> Challenge
Among the lines listed below, count those that include the string "avez", and state only the count.

> Record list
-*-*-
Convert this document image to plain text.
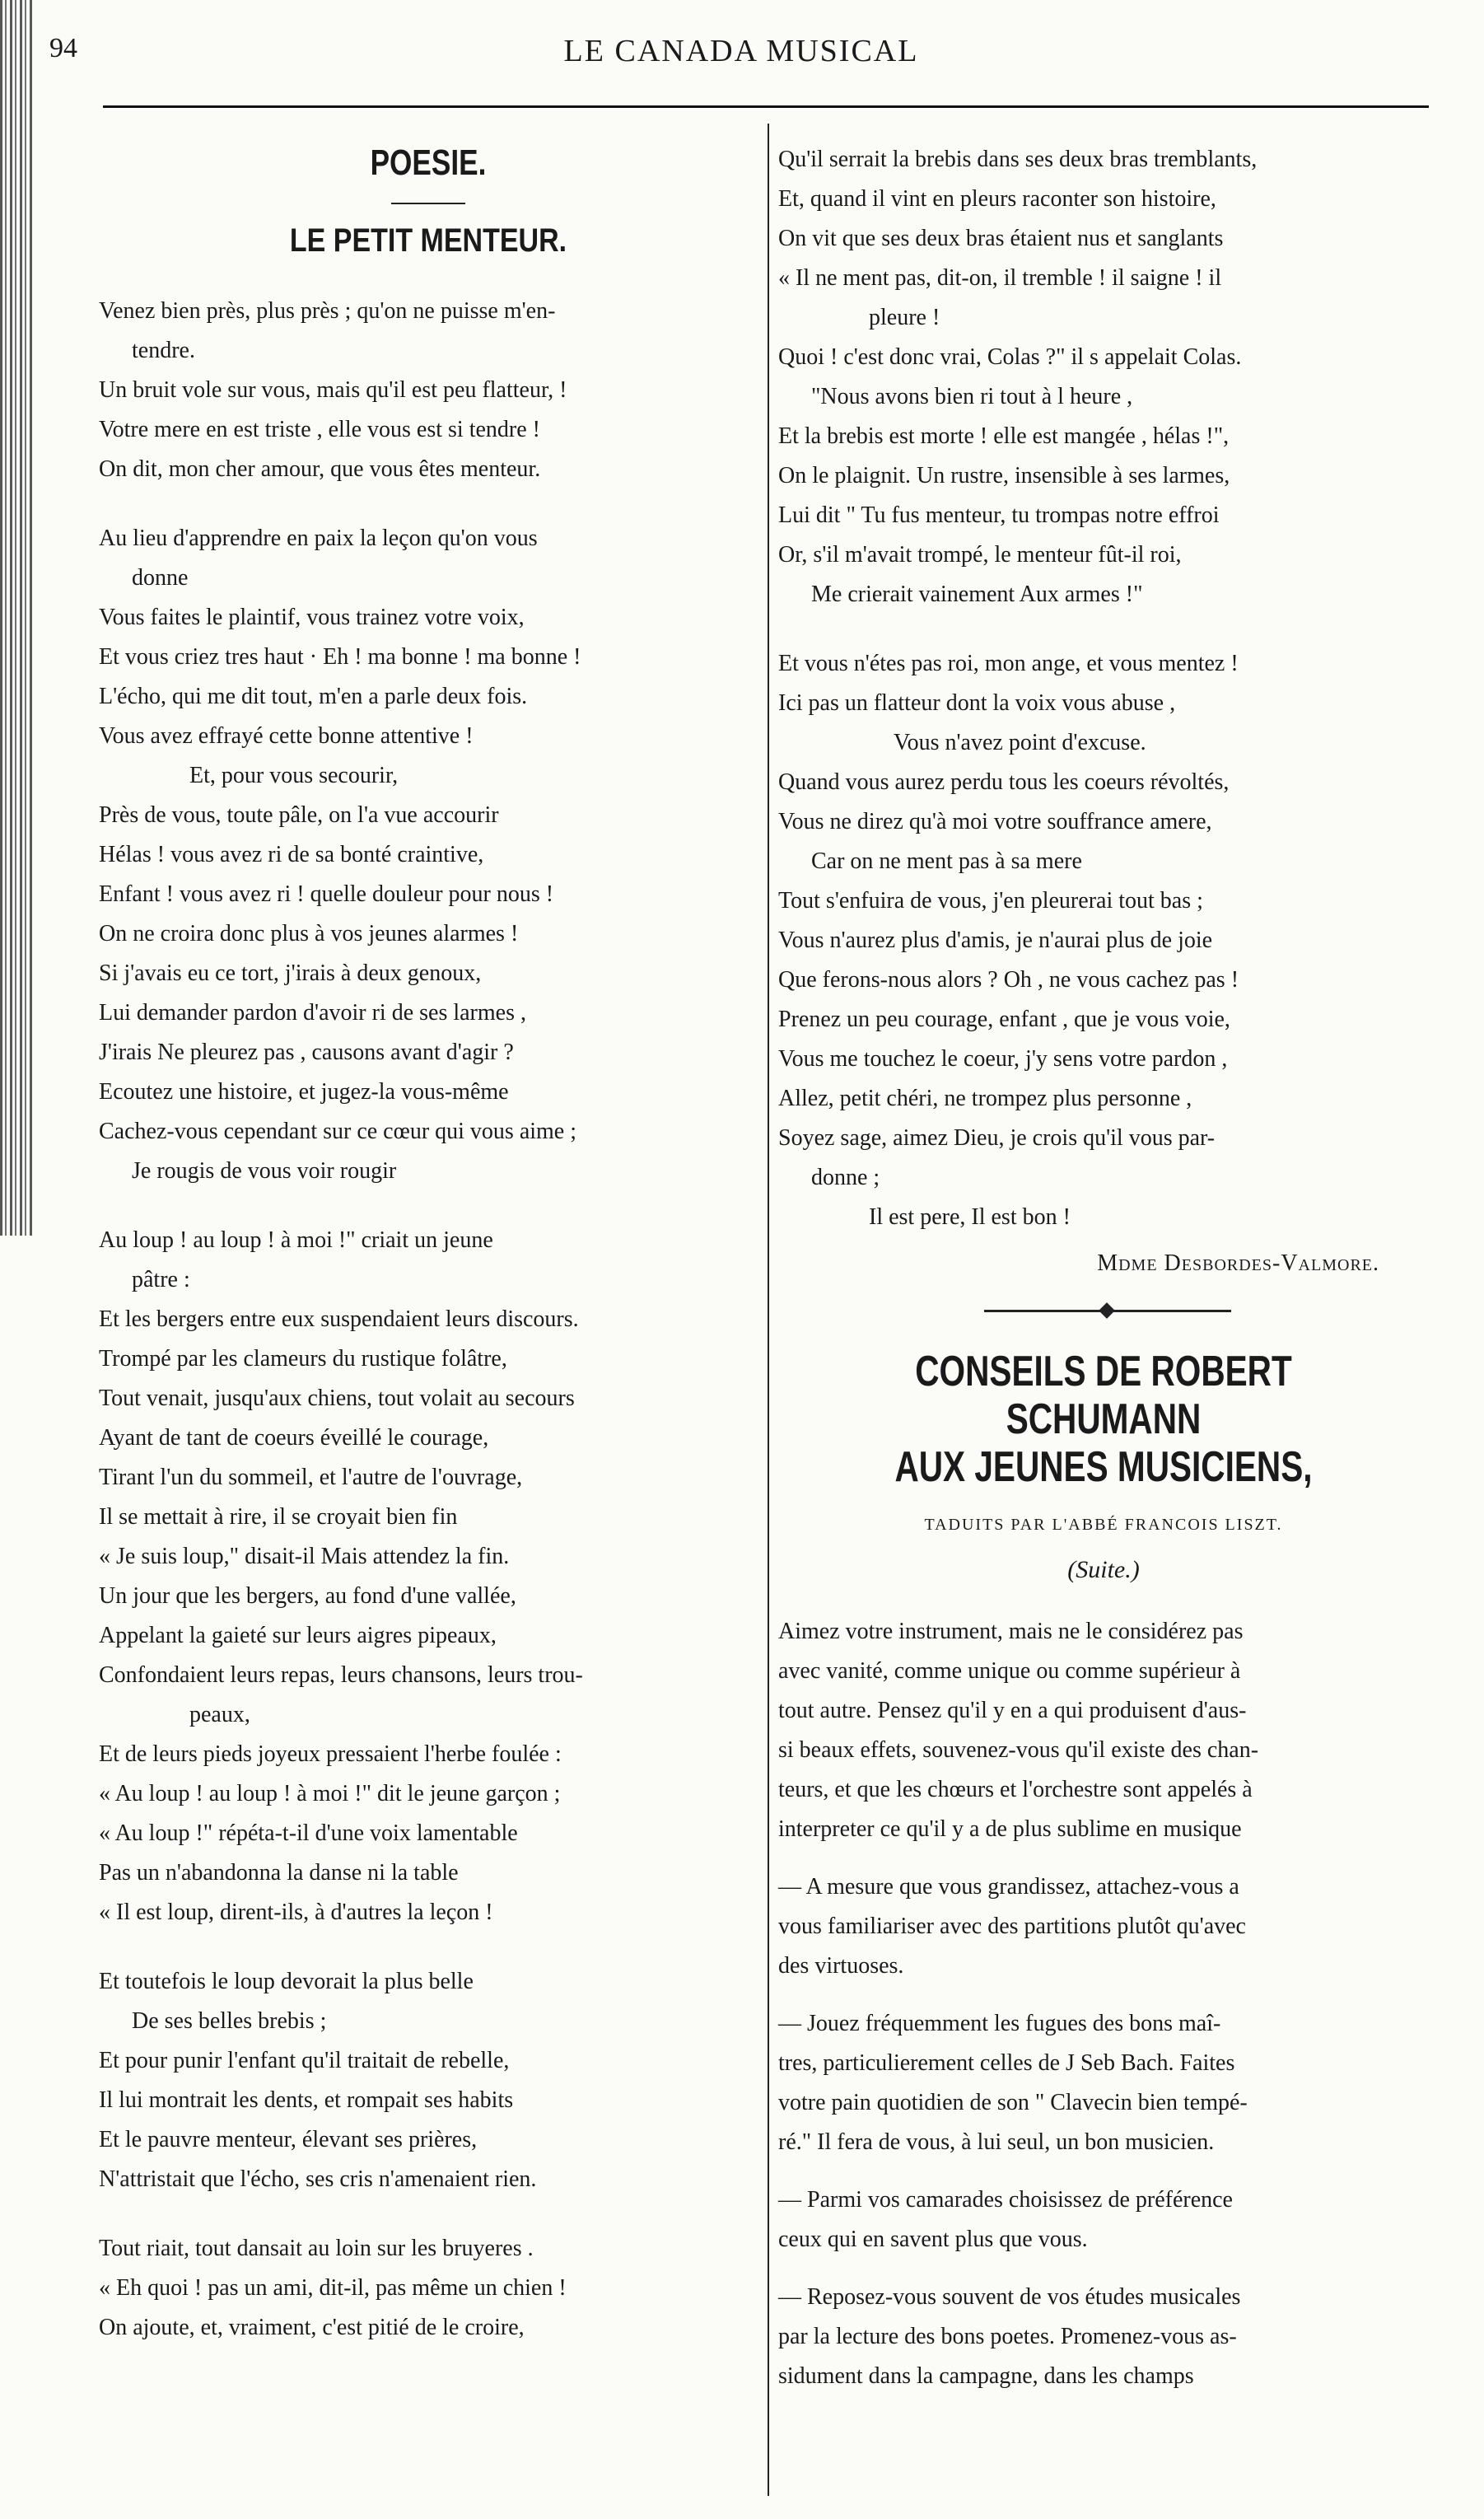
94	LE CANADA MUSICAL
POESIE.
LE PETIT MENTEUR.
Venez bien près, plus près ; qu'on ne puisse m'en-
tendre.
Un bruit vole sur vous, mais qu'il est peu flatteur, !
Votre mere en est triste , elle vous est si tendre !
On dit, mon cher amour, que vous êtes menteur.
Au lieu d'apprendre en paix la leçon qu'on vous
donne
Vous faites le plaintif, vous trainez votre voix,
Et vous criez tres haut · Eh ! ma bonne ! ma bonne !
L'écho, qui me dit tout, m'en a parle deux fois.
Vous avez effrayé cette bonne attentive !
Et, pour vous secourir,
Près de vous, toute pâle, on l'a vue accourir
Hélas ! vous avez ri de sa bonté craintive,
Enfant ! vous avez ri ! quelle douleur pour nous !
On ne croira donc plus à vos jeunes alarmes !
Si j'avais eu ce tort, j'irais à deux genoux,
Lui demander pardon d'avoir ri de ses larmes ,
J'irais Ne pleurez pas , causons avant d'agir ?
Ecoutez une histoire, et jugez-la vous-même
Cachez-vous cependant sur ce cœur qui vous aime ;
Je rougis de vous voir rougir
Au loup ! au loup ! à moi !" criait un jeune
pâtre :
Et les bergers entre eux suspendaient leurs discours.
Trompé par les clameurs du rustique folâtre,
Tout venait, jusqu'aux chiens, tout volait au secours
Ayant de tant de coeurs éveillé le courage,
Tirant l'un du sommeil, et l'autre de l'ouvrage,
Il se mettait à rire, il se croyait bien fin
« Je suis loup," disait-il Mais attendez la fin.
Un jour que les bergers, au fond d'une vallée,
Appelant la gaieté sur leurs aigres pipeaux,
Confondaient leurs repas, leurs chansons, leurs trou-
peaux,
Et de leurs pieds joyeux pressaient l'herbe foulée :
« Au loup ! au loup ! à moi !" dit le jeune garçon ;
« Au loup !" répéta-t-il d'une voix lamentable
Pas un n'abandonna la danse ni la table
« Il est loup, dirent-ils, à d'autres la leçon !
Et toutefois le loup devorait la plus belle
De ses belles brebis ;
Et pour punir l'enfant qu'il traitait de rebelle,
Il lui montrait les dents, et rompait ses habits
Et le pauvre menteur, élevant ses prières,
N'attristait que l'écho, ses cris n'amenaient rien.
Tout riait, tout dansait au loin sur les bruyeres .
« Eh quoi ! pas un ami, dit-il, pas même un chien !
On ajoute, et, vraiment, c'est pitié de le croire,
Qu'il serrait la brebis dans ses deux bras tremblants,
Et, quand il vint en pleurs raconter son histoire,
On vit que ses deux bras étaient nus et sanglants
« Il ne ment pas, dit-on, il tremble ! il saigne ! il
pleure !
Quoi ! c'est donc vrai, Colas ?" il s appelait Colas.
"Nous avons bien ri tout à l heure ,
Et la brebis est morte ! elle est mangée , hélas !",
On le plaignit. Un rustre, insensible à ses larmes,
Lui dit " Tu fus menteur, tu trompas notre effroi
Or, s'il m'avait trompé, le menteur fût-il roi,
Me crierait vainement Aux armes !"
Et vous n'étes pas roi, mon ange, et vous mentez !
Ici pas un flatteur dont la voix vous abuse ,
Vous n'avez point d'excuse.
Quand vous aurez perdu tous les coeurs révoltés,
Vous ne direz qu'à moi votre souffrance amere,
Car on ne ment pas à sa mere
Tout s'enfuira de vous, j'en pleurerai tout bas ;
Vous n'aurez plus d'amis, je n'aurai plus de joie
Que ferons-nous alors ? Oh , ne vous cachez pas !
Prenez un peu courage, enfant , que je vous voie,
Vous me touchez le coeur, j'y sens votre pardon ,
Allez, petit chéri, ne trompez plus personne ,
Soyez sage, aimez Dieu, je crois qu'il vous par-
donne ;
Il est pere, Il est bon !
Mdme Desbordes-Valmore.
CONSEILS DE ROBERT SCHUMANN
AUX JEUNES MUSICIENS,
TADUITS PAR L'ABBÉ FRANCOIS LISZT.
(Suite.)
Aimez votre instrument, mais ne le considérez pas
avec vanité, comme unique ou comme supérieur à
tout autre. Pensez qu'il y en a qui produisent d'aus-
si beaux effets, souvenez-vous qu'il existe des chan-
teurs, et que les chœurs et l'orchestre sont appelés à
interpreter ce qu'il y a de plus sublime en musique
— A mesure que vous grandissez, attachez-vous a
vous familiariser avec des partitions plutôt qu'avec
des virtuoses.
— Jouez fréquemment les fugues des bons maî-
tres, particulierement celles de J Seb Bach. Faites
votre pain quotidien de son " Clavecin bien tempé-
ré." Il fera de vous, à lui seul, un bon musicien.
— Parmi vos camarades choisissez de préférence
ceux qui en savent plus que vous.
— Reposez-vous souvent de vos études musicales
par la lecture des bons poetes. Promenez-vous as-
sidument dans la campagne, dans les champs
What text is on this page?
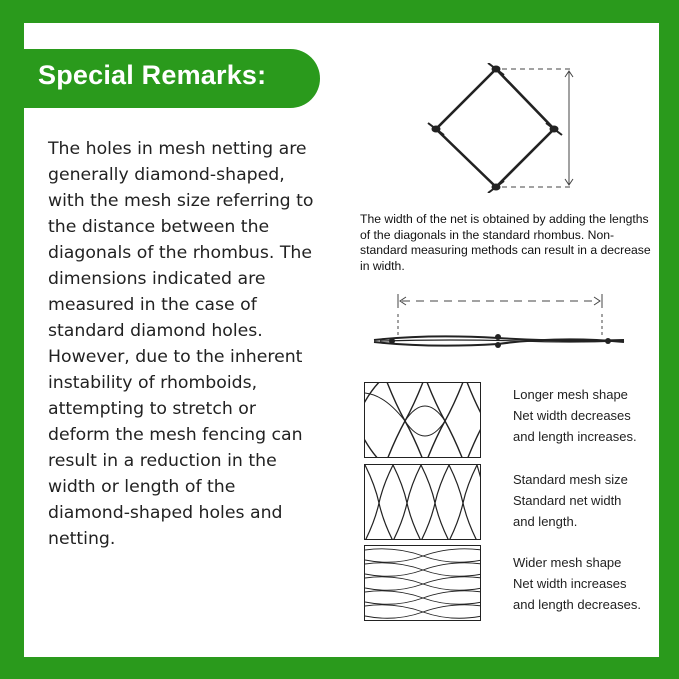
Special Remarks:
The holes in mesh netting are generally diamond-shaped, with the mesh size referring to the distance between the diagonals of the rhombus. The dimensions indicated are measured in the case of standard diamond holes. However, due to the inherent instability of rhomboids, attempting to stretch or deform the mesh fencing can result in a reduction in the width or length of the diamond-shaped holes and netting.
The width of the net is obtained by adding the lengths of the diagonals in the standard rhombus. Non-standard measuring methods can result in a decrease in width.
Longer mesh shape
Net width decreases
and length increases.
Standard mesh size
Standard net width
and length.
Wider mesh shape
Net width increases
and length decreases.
-*-*-
> Output of the task
4